| Work required |
Retype the listing that follows, exactly as written.
[Begin Input data]
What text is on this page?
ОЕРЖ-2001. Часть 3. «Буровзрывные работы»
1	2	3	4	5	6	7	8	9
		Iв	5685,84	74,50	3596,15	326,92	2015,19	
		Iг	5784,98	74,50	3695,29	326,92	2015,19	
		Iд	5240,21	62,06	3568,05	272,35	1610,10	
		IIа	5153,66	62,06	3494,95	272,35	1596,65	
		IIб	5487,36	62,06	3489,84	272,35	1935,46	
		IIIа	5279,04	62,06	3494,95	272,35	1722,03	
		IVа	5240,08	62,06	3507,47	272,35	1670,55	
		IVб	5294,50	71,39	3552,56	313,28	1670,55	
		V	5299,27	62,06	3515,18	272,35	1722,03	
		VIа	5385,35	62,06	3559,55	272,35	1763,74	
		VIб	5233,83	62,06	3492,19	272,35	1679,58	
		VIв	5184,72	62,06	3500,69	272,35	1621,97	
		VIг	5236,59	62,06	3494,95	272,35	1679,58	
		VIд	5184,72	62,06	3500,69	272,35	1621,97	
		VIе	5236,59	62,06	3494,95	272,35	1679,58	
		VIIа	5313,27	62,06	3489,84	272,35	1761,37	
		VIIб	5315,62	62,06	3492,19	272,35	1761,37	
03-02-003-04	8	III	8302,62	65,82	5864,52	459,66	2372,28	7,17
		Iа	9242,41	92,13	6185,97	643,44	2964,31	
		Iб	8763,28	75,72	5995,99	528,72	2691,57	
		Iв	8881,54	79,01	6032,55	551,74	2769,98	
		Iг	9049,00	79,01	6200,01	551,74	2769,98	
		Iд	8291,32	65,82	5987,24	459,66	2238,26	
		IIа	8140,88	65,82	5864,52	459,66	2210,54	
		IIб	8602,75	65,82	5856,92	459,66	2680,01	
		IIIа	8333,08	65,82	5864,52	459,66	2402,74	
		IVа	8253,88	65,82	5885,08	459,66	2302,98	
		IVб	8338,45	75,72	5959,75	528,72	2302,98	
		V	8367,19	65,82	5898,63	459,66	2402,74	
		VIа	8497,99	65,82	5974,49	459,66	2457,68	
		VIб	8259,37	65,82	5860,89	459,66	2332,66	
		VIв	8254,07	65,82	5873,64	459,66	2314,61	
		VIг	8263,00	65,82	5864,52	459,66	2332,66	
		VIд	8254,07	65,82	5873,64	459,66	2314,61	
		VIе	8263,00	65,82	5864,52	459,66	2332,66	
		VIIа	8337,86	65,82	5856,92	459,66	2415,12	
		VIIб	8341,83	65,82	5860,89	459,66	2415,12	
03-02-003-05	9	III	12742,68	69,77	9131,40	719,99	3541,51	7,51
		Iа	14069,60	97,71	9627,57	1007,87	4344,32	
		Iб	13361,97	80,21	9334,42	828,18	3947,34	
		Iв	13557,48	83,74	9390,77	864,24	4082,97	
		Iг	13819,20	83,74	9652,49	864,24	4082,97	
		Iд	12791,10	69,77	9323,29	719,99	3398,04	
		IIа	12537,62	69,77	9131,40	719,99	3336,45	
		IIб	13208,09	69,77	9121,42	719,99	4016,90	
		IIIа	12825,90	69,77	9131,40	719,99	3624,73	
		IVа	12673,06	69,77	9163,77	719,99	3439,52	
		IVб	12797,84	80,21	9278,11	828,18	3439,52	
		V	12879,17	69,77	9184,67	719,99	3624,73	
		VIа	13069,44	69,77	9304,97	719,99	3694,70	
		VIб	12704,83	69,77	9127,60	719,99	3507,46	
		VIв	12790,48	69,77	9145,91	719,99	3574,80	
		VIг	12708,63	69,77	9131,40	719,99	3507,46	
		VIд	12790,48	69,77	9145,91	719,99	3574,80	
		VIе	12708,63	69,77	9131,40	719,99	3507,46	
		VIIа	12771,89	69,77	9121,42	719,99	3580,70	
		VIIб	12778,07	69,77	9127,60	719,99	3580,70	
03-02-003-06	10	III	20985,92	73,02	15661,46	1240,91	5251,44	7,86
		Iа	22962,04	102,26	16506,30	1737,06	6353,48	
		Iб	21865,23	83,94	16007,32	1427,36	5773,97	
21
[End Input data]
| Written response |
What text is on this page?
ОЕРЖ-2001. Часть 3. «Буровзрывные работы»
1	2	3	4	5	6	7	8	9
		Iв	5685,84	74,50	3596,15	326,92	2015,19	
		Iг	5784,98	74,50	3695,29	326,92	2015,19	
		Iд	5240,21	62,06	3568,05	272,35	1610,10	
		IIа	5153,66	62,06	3494,95	272,35	1596,65	
		IIб	5487,36	62,06	3489,84	272,35	1935,46	
		IIIа	5279,04	62,06	3494,95	272,35	1722,03	
		IVа	5240,08	62,06	3507,47	272,35	1670,55	
		IVб	5294,50	71,39	3552,56	313,28	1670,55	
		V	5299,27	62,06	3515,18	272,35	1722,03	
		VIа	5385,35	62,06	3559,55	272,35	1763,74	
		VIб	5233,83	62,06	3492,19	272,35	1679,58	
		VIв	5184,72	62,06	3500,69	272,35	1621,97	
		VIг	5236,59	62,06	3494,95	272,35	1679,58	
		VIд	5184,72	62,06	3500,69	272,35	1621,97	
		VIе	5236,59	62,06	3494,95	272,35	1679,58	
		VIIа	5313,27	62,06	3489,84	272,35	1761,37	
		VIIб	5315,62	62,06	3492,19	272,35	1761,37	
03-02-003-04	8	III	8302,62	65,82	5864,52	459,66	2372,28	7,17
		Iа	9242,41	92,13	6185,97	643,44	2964,31	
		Iб	8763,28	75,72	5995,99	528,72	2691,57	
		Iв	8881,54	79,01	6032,55	551,74	2769,98	
		Iг	9049,00	79,01	6200,01	551,74	2769,98	
		Iд	8291,32	65,82	5987,24	459,66	2238,26	
		IIа	8140,88	65,82	5864,52	459,66	2210,54	
		IIб	8602,75	65,82	5856,92	459,66	2680,01	
		IIIа	8333,08	65,82	5864,52	459,66	2402,74	
		IVа	8253,88	65,82	5885,08	459,66	2302,98	
		IVб	8338,45	75,72	5959,75	528,72	2302,98	
		V	8367,19	65,82	5898,63	459,66	2402,74	
		VIа	8497,99	65,82	5974,49	459,66	2457,68	
		VIб	8259,37	65,82	5860,89	459,66	2332,66	
		VIв	8254,07	65,82	5873,64	459,66	2314,61	
		VIг	8263,00	65,82	5864,52	459,66	2332,66	
		VIд	8254,07	65,82	5873,64	459,66	2314,61	
		VIе	8263,00	65,82	5864,52	459,66	2332,66	
		VIIа	8337,86	65,82	5856,92	459,66	2415,12	
		VIIб	8341,83	65,82	5860,89	459,66	2415,12	
03-02-003-05	9	III	12742,68	69,77	9131,40	719,99	3541,51	7,51
		Iа	14069,60	97,71	9627,57	1007,87	4344,32	
		Iб	13361,97	80,21	9334,42	828,18	3947,34	
		Iв	13557,48	83,74	9390,77	864,24	4082,97	
		Iг	13819,20	83,74	9652,49	864,24	4082,97	
		Iд	12791,10	69,77	9323,29	719,99	3398,04	
		IIа	12537,62	69,77	9131,40	719,99	3336,45	
		IIб	13208,09	69,77	9121,42	719,99	4016,90	
		IIIа	12825,90	69,77	9131,40	719,99	3624,73	
		IVа	12673,06	69,77	9163,77	719,99	3439,52	
		IVб	12797,84	80,21	9278,11	828,18	3439,52	
		V	12879,17	69,77	9184,67	719,99	3624,73	
		VIа	13069,44	69,77	9304,97	719,99	3694,70	
		VIб	12704,83	69,77	9127,60	719,99	3507,46	
		VIв	12790,48	69,77	9145,91	719,99	3574,80	
		VIг	12708,63	69,77	9131,40	719,99	3507,46	
		VIд	12790,48	69,77	9145,91	719,99	3574,80	
		VIе	12708,63	69,77	9131,40	719,99	3507,46	
		VIIа	12771,89	69,77	9121,42	719,99	3580,70	
		VIIб	12778,07	69,77	9127,60	719,99	3580,70	
03-02-003-06	10	III	20985,92	73,02	15661,46	1240,91	5251,44	7,86
		Iа	22962,04	102,26	16506,30	1737,06	6353,48	
		Iб	21865,23	83,94	16007,32	1427,36	5773,97	
21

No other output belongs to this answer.